> [Aim]: Omit all images. Write out the rest of the material exactly.

--- begin Input material ---

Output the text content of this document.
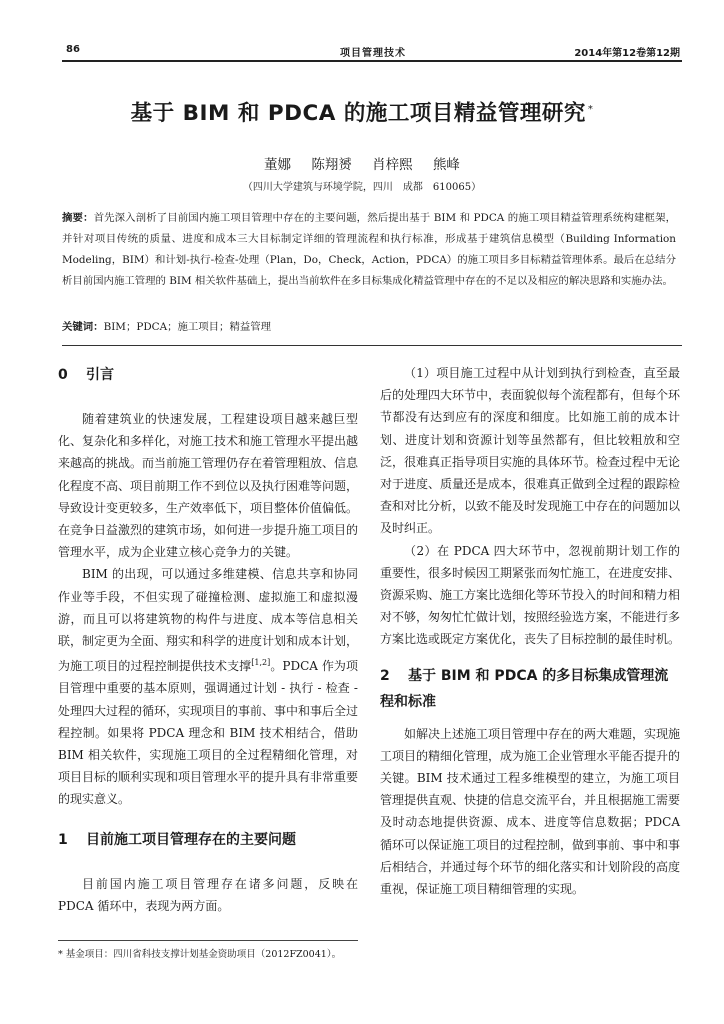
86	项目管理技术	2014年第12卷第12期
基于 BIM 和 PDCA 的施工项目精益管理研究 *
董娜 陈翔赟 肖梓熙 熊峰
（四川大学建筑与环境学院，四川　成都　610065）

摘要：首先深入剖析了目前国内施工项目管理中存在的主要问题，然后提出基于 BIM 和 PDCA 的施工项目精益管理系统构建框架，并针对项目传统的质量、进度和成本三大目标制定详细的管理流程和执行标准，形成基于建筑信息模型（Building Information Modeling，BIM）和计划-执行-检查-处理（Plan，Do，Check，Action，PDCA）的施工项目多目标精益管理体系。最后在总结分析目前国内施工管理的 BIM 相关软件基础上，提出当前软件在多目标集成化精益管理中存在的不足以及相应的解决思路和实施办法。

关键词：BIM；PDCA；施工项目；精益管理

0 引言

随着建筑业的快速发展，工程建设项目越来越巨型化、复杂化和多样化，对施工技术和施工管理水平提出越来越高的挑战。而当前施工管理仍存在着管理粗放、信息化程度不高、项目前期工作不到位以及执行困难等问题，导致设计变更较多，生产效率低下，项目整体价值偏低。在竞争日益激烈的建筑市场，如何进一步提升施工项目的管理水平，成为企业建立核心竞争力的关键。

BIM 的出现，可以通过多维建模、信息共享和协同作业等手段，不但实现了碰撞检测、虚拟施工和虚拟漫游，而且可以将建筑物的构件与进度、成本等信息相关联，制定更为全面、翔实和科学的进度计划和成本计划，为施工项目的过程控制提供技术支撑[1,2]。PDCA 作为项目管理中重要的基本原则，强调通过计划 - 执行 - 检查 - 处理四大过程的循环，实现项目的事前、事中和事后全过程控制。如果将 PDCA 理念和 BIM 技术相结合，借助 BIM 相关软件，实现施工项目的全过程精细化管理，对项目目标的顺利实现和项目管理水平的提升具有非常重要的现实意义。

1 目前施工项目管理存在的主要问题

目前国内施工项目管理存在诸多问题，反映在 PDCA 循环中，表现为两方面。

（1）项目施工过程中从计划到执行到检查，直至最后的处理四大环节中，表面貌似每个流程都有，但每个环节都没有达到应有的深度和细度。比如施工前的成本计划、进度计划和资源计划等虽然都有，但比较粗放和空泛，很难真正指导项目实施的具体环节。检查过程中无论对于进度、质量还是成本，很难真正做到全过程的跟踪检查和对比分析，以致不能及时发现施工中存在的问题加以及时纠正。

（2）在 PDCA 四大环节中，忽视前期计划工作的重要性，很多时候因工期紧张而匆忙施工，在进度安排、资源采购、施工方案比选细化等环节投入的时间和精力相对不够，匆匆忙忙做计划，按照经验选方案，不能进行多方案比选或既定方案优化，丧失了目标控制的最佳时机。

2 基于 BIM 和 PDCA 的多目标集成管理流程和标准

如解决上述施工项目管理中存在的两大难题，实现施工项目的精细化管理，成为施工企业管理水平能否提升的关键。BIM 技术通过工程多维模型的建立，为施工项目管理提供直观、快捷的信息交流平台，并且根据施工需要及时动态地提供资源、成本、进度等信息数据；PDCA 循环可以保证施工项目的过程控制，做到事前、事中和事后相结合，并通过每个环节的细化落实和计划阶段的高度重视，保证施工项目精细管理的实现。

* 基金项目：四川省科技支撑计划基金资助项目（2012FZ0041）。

--- end Input material ---

> [Solution]:
Output the text content of this document.
86	项目管理技术	2014年第12卷第12期
基于 BIM 和 PDCA 的施工项目精益管理研究 *
董娜 陈翔赟 肖梓熙 熊峰
（四川大学建筑与环境学院，四川　成都　610065）

摘要：首先深入剖析了目前国内施工项目管理中存在的主要问题，然后提出基于 BIM 和 PDCA 的施工项目精益管理系统构建框架，并针对项目传统的质量、进度和成本三大目标制定详细的管理流程和执行标准，形成基于建筑信息模型（Building Information Modeling，BIM）和计划-执行-检查-处理（Plan，Do，Check，Action，PDCA）的施工项目多目标精益管理体系。最后在总结分析目前国内施工管理的 BIM 相关软件基础上，提出当前软件在多目标集成化精益管理中存在的不足以及相应的解决思路和实施办法。

关键词：BIM；PDCA；施工项目；精益管理

0 引言

随着建筑业的快速发展，工程建设项目越来越巨型化、复杂化和多样化，对施工技术和施工管理水平提出越来越高的挑战。而当前施工管理仍存在着管理粗放、信息化程度不高、项目前期工作不到位以及执行困难等问题，导致设计变更较多，生产效率低下，项目整体价值偏低。在竞争日益激烈的建筑市场，如何进一步提升施工项目的管理水平，成为企业建立核心竞争力的关键。

BIM 的出现，可以通过多维建模、信息共享和协同作业等手段，不但实现了碰撞检测、虚拟施工和虚拟漫游，而且可以将建筑物的构件与进度、成本等信息相关联，制定更为全面、翔实和科学的进度计划和成本计划，为施工项目的过程控制提供技术支撑[1,2]。PDCA 作为项目管理中重要的基本原则，强调通过计划 - 执行 - 检查 - 处理四大过程的循环，实现项目的事前、事中和事后全过程控制。如果将 PDCA 理念和 BIM 技术相结合，借助 BIM 相关软件，实现施工项目的全过程精细化管理，对项目目标的顺利实现和项目管理水平的提升具有非常重要的现实意义。

1 目前施工项目管理存在的主要问题

目前国内施工项目管理存在诸多问题，反映在 PDCA 循环中，表现为两方面。

（1）项目施工过程中从计划到执行到检查，直至最后的处理四大环节中，表面貌似每个流程都有，但每个环节都没有达到应有的深度和细度。比如施工前的成本计划、进度计划和资源计划等虽然都有，但比较粗放和空泛，很难真正指导项目实施的具体环节。检查过程中无论对于进度、质量还是成本，很难真正做到全过程的跟踪检查和对比分析，以致不能及时发现施工中存在的问题加以及时纠正。

（2）在 PDCA 四大环节中，忽视前期计划工作的重要性，很多时候因工期紧张而匆忙施工，在进度安排、资源采购、施工方案比选细化等环节投入的时间和精力相对不够，匆匆忙忙做计划，按照经验选方案，不能进行多方案比选或既定方案优化，丧失了目标控制的最佳时机。

2 基于 BIM 和 PDCA 的多目标集成管理流程和标准

如解决上述施工项目管理中存在的两大难题，实现施工项目的精细化管理，成为施工企业管理水平能否提升的关键。BIM 技术通过工程多维模型的建立，为施工项目管理提供直观、快捷的信息交流平台，并且根据施工需要及时动态地提供资源、成本、进度等信息数据；PDCA 循环可以保证施工项目的过程控制，做到事前、事中和事后相结合，并通过每个环节的细化落实和计划阶段的高度重视，保证施工项目精细管理的实现。

* 基金项目：四川省科技支撑计划基金资助项目（2012FZ0041）。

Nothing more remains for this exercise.